Task goal:
Check each line of the data for "thác" and select those that have it.

Dataset rows:

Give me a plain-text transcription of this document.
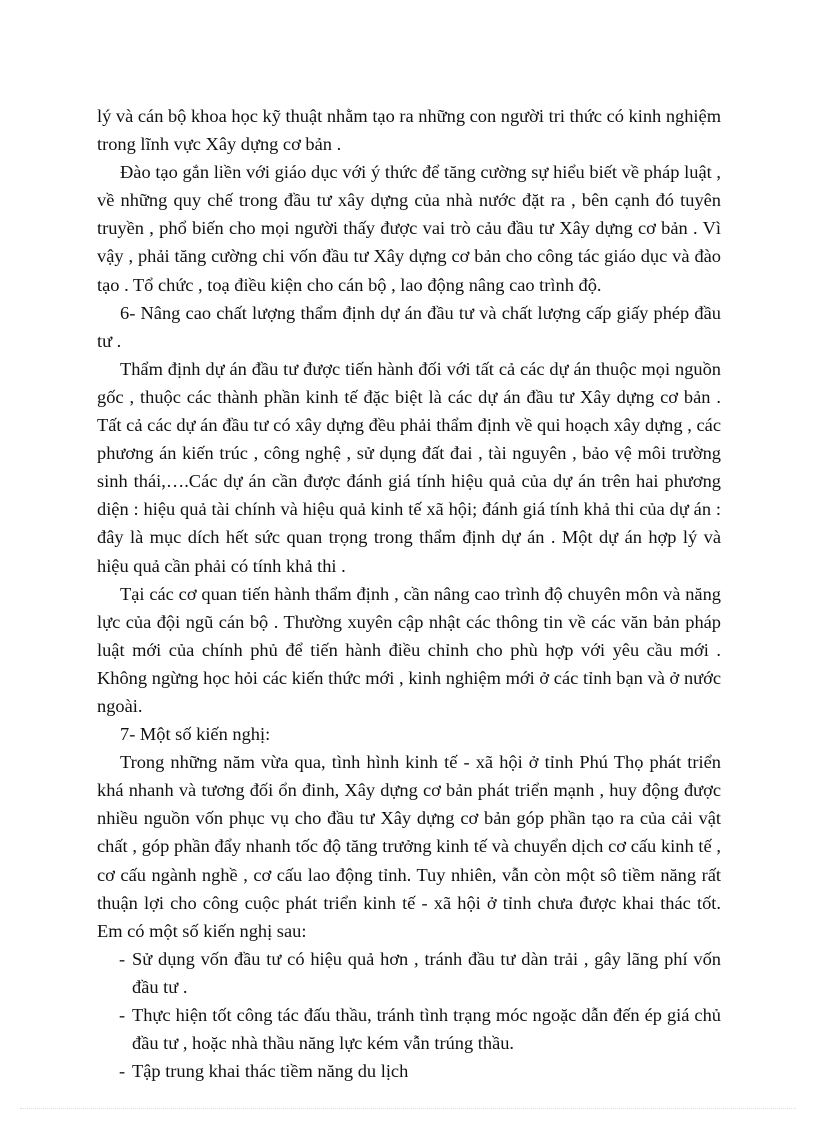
lý và cán bộ khoa học kỹ thuật nhằm tạo ra những con người tri thức có kinh nghiệm trong lĩnh vực Xây dựng cơ bản .

Đào tạo gắn liền với giáo dục với ý thức để tăng cường sự hiểu biết về pháp luật , về những quy chế trong đầu tư xây dựng của nhà nước đặt ra , bên cạnh đó tuyên truyền , phổ biến cho mọi người thấy được vai trò cảu đầu tư Xây dựng cơ bản . Vì vậy , phải tăng cường chi vốn đầu tư Xây dựng cơ bản cho công tác giáo dục và đào tạo . Tổ chức , toạ điều kiện cho cán bộ , lao động nâng cao trình độ.

6- Nâng cao chất lượng thẩm định dự án đầu tư và chất lượng cấp giấy phép đầu tư .

Thẩm định dự án đầu tư được tiến hành đối với tất cả các dự án thuộc mọi nguồn gốc , thuộc các thành phần kinh tế đặc biệt là các dự án đầu tư Xây dựng cơ bản . Tất cả các dự án đầu tư có xây dựng đều phải thẩm định về qui hoạch xây dựng , các phương án kiến trúc , công nghệ , sử dụng đất đai , tài nguyên , bảo vệ môi trường sinh thái,….Các dự án cần được đánh giá tính hiệu quả của dự án trên hai phương diện : hiệu quả tài chính và hiệu quả kinh tế xã hội; đánh giá tính khả thi của dự án : đây là mục dích hết sức quan trọng trong thẩm định dự án . Một dự án hợp lý và hiệu quả cần phải có tính khả thi .

Tại các cơ quan tiến hành thẩm định , cần nâng cao trình độ chuyên môn và năng lực của đội ngũ cán bộ . Thường xuyên cập nhật các thông tin về các văn bản pháp luật mới của chính phủ để tiến hành điều chỉnh cho phù hợp với yêu cầu mới . Không ngừng học hỏi các kiến thức mới , kinh nghiệm mới ở các tỉnh bạn và ở nước ngoài.

7- Một số kiến nghị:

Trong những năm vừa qua, tình hình kinh tế - xã hội ở tỉnh Phú Thọ phát triển khá nhanh và tương đối ổn đinh, Xây dựng cơ bản phát triển mạnh , huy động được nhiều nguồn vốn phục vụ cho đầu tư Xây dựng cơ bản góp phần tạo ra của cải vật chất , góp phần đẩy nhanh tốc độ tăng trưởng kinh tế và chuyển dịch cơ cấu kinh tế , cơ cấu ngành nghề , cơ cấu lao động tỉnh. Tuy nhiên, vẫn còn một sô tiềm năng rất thuận lợi cho công cuộc phát triển kinh tế - xã hội ở tỉnh chưa được khai thác tốt. Em có một số kiến nghị sau:

- Sử dụng vốn đầu tư có hiệu quả hơn , tránh đầu tư dàn trải , gây lãng phí vốn đầu tư .
- Thực hiện tốt công tác đấu thầu, tránh tình trạng móc ngoặc dẫn đến ép giá chủ đầu tư , hoặc nhà thầu năng lực kém vẫn trúng thầu.
- Tập trung khai thác tiềm năng du lịch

Solution for this problem:
Trong những năm vừa qua, tình hình kinh tế - xã hội ở tỉnh Phú Thọ phát triển khá nhanh và tương đối ổn đinh, Xây dựng cơ bản phát triển mạnh , huy động được nhiều nguồn vốn phục vụ cho đầu tư Xây dựng cơ bản góp phần tạo ra của cải vật chất , góp phần đẩy nhanh tốc độ tăng trưởng kinh tế và chuyển dịch cơ cấu kinh tế , cơ cấu ngành nghề , cơ cấu lao động tỉnh. Tuy nhiên, vẫn còn một sô tiềm năng rất thuận lợi cho công cuộc phát triển kinh tế - xã hội ở tỉnh chưa được khai thác tốt. Em có một số kiến nghị sau:
- Tập trung khai thác tiềm năng du lịch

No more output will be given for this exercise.